DIRECTIONS FOR THIS TASK —
Each entry below is to be extracted exactly.

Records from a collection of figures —
****************************************
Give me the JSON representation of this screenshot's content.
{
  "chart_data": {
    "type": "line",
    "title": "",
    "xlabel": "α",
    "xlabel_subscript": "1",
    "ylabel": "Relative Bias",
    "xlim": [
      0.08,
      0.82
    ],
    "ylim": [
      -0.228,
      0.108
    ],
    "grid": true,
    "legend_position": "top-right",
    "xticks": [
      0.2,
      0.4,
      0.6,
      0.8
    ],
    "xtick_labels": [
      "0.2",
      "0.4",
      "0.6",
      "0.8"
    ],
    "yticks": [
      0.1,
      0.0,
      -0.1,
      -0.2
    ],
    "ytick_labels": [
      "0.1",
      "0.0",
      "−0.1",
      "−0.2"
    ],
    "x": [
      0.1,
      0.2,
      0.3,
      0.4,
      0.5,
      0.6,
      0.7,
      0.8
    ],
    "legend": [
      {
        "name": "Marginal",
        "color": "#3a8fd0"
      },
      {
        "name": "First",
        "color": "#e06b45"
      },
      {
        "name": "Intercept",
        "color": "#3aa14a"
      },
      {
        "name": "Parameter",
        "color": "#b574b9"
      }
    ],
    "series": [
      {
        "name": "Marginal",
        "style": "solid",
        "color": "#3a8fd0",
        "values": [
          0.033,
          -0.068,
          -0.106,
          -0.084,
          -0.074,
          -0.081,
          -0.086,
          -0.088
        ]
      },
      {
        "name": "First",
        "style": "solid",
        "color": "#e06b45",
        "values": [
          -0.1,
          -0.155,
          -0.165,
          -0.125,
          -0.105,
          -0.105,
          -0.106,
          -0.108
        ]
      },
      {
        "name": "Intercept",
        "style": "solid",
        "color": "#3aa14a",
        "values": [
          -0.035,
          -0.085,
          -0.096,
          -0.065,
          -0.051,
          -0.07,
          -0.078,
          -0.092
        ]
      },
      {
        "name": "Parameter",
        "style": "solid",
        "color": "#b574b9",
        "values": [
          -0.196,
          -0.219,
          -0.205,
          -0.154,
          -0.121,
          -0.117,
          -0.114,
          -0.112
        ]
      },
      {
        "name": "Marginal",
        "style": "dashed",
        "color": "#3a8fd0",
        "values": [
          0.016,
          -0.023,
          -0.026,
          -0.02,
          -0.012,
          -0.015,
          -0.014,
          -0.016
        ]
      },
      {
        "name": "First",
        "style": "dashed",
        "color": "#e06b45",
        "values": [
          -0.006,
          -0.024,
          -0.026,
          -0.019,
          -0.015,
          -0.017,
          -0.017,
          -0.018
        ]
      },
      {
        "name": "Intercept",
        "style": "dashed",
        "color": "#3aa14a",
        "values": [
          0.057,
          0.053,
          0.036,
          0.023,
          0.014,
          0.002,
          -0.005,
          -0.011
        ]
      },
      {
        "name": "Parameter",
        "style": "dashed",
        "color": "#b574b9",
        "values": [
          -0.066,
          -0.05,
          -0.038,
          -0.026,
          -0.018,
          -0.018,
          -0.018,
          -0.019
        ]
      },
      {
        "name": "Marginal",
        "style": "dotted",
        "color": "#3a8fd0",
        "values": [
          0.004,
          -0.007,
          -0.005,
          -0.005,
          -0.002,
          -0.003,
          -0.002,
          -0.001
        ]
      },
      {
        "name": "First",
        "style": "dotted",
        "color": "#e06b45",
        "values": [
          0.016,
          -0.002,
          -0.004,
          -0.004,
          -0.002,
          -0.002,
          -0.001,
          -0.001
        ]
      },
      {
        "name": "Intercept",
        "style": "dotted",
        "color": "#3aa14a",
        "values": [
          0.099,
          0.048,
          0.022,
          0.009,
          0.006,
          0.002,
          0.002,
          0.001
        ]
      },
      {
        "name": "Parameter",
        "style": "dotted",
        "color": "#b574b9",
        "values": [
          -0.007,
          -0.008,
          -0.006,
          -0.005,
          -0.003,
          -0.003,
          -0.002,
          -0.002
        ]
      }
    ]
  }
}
****************************************
RESULT FOR THIS TASK —
Give me the JSON representation of this screenshot's content.
{
  "chart_data": {
    "type": "line",
    "title": "",
    "xlabel": "α",
    "xlabel_subscript": "1",
    "ylabel": "Relative Bias",
    "xlim": [
      0.08,
      0.82
    ],
    "ylim": [
      -0.228,
      0.108
    ],
    "grid": true,
    "legend_position": "top-right",
    "xticks": [
      0.2,
      0.4,
      0.6,
      0.8
    ],
    "xtick_labels": [
      "0.2",
      "0.4",
      "0.6",
      "0.8"
    ],
    "yticks": [
      0.1,
      0.0,
      -0.1,
      -0.2
    ],
    "ytick_labels": [
      "0.1",
      "0.0",
      "−0.1",
      "−0.2"
    ],
    "x": [
      0.1,
      0.2,
      0.3,
      0.4,
      0.5,
      0.6,
      0.7,
      0.8
    ],
    "legend": [
      {
        "name": "Marginal",
        "color": "#3a8fd0"
      },
      {
        "name": "First",
        "color": "#e06b45"
      },
      {
        "name": "Intercept",
        "color": "#3aa14a"
      },
      {
        "name": "Parameter",
        "color": "#b574b9"
      }
    ],
    "series": [
      {
        "name": "Marginal",
        "style": "solid",
        "color": "#3a8fd0",
        "values": [
          0.033,
          -0.068,
          -0.106,
          -0.084,
          -0.074,
          -0.081,
          -0.086,
          -0.088
        ]
      },
      {
        "name": "First",
        "style": "solid",
        "color": "#e06b45",
        "values": [
          -0.1,
          -0.155,
          -0.165,
          -0.125,
          -0.105,
          -0.105,
          -0.106,
          -0.108
        ]
      },
      {
        "name": "Intercept",
        "style": "solid",
        "color": "#3aa14a",
        "values": [
          -0.035,
          -0.085,
          -0.096,
          -0.065,
          -0.051,
          -0.07,
          -0.078,
          -0.092
        ]
      },
      {
        "name": "Parameter",
        "style": "solid",
        "color": "#b574b9",
        "values": [
          -0.196,
          -0.219,
          -0.205,
          -0.154,
          -0.121,
          -0.117,
          -0.114,
          -0.112
        ]
      },
      {
        "name": "Marginal",
        "style": "dashed",
        "color": "#3a8fd0",
        "values": [
          0.016,
          -0.023,
          -0.026,
          -0.02,
          -0.012,
          -0.015,
          -0.014,
          -0.016
        ]
      },
      {
        "name": "First",
        "style": "dashed",
        "color": "#e06b45",
        "values": [
          -0.006,
          -0.024,
          -0.026,
          -0.019,
          -0.015,
          -0.017,
          -0.017,
          -0.018
        ]
      },
      {
        "name": "Intercept",
        "style": "dashed",
        "color": "#3aa14a",
        "values": [
          0.057,
          0.053,
          0.036,
          0.023,
          0.014,
          0.002,
          -0.005,
          -0.011
        ]
      },
      {
        "name": "Parameter",
        "style": "dashed",
        "color": "#b574b9",
        "values": [
          -0.066,
          -0.05,
          -0.038,
          -0.026,
          -0.018,
          -0.018,
          -0.018,
          -0.019
        ]
      },
      {
        "name": "Marginal",
        "style": "dotted",
        "color": "#3a8fd0",
        "values": [
          0.004,
          -0.007,
          -0.005,
          -0.005,
          -0.002,
          -0.003,
          -0.002,
          -0.001
        ]
      },
      {
        "name": "First",
        "style": "dotted",
        "color": "#e06b45",
        "values": [
          0.016,
          -0.002,
          -0.004,
          -0.004,
          -0.002,
          -0.002,
          -0.001,
          -0.001
        ]
      },
      {
        "name": "Intercept",
        "style": "dotted",
        "color": "#3aa14a",
        "values": [
          0.099,
          0.048,
          0.022,
          0.009,
          0.006,
          0.002,
          0.002,
          0.001
        ]
      },
      {
        "name": "Parameter",
        "style": "dotted",
        "color": "#b574b9",
        "values": [
          -0.007,
          -0.008,
          -0.006,
          -0.005,
          -0.003,
          -0.003,
          -0.002,
          -0.002
        ]
      }
    ]
  }
}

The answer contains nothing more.